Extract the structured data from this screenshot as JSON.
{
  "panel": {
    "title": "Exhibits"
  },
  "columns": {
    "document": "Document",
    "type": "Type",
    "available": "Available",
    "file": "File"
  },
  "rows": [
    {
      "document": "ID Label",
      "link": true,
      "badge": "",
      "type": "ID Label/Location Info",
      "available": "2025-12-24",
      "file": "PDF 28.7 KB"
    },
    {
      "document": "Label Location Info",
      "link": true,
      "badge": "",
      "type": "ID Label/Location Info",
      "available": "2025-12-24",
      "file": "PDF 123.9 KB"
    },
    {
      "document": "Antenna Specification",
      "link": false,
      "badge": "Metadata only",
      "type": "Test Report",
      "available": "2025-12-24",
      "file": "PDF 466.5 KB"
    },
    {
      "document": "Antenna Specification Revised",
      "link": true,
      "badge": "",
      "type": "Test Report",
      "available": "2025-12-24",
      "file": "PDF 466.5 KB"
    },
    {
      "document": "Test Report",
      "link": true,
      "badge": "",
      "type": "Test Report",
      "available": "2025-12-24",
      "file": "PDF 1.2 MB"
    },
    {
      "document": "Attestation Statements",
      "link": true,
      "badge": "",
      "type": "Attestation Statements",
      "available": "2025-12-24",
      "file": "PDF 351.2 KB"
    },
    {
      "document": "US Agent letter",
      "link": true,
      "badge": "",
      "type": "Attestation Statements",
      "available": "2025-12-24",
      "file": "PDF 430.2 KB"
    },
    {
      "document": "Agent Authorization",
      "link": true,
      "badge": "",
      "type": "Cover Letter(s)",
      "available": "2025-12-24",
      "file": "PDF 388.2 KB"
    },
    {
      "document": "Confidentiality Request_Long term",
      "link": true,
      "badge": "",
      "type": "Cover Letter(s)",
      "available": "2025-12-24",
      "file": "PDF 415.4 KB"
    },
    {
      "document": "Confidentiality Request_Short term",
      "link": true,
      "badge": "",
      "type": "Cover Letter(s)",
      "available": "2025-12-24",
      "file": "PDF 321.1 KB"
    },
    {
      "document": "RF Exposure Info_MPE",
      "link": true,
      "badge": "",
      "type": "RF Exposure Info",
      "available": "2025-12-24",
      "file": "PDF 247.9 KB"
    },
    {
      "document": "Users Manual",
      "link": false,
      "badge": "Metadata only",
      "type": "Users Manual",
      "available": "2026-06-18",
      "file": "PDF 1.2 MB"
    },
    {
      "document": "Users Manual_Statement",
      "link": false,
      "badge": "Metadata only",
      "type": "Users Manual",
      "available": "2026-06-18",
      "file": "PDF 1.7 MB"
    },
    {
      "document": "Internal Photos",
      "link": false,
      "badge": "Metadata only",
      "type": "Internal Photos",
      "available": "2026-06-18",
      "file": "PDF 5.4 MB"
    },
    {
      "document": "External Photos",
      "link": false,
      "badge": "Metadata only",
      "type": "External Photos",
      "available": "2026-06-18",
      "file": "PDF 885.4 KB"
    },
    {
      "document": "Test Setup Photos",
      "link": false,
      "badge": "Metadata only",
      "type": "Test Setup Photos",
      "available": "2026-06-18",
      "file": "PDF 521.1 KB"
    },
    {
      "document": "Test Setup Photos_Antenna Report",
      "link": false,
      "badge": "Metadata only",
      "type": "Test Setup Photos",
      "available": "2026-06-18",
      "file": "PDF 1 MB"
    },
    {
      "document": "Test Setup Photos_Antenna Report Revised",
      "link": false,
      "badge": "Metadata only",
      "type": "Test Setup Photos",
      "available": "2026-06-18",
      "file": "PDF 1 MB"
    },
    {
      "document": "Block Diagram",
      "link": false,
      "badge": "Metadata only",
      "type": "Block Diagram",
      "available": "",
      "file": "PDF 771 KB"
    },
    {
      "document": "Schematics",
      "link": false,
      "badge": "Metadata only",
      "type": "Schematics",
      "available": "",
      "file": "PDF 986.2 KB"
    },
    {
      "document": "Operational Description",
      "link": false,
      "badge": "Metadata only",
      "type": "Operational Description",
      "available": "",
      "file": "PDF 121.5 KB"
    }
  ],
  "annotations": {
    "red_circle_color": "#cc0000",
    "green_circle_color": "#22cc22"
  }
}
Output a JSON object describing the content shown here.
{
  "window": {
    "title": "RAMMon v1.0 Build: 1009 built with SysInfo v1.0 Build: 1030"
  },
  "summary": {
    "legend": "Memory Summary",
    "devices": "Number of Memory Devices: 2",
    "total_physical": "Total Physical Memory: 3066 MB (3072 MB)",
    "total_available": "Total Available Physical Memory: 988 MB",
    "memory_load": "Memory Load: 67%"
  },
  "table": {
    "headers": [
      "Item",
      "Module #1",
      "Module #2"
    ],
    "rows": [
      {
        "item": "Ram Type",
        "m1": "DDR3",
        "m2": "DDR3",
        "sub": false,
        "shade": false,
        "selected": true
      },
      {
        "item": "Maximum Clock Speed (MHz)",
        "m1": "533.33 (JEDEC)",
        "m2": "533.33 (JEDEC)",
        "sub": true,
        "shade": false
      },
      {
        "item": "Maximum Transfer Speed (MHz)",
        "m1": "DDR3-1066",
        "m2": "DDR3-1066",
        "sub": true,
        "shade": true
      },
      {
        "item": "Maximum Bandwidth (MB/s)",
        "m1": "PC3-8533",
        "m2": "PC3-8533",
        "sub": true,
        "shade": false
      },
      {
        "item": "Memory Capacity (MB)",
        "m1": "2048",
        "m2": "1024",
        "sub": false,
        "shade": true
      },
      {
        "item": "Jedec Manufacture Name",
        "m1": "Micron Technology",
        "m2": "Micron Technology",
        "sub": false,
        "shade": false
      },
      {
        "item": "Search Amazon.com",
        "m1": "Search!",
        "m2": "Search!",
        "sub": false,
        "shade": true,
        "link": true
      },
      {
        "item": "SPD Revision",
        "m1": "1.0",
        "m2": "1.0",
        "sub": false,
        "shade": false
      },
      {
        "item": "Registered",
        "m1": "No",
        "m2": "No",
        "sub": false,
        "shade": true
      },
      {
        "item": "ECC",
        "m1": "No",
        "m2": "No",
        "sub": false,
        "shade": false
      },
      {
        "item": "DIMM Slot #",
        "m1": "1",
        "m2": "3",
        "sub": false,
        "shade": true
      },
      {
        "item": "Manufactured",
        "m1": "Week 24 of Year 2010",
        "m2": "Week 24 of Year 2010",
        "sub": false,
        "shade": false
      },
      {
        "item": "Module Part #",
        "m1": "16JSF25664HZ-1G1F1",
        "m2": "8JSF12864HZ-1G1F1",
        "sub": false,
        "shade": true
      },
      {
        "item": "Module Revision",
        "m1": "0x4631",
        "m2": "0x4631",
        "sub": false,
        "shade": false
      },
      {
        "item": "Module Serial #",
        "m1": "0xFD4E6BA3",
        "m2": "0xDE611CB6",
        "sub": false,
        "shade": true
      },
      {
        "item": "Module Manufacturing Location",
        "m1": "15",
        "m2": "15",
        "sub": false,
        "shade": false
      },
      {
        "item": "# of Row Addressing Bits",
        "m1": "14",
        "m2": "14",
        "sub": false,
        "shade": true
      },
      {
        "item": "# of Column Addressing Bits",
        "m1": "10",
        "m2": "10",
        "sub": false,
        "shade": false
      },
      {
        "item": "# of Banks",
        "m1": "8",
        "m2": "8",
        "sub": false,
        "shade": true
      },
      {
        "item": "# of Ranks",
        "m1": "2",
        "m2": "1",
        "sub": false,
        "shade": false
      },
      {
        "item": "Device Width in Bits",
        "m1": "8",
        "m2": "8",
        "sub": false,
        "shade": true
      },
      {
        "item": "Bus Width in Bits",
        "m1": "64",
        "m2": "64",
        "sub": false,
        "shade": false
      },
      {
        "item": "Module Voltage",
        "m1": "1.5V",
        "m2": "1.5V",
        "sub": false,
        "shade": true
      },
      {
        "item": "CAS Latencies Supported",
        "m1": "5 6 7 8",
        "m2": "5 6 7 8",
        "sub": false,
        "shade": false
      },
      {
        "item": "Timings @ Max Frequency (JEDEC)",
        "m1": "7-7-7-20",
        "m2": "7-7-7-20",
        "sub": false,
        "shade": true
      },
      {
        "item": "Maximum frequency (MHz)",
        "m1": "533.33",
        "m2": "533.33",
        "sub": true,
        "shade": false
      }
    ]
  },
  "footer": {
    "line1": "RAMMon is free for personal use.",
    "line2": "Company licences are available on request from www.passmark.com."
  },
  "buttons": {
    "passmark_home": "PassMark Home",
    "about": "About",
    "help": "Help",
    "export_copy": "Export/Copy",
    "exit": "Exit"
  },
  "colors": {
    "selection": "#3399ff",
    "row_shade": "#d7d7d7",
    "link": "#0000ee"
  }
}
++++++
= Your objective =
Find the lines with the string "Schematics" and reproduce them.

= Response for this exercise =
      "document": "Schematics",
      "type": "Schematics",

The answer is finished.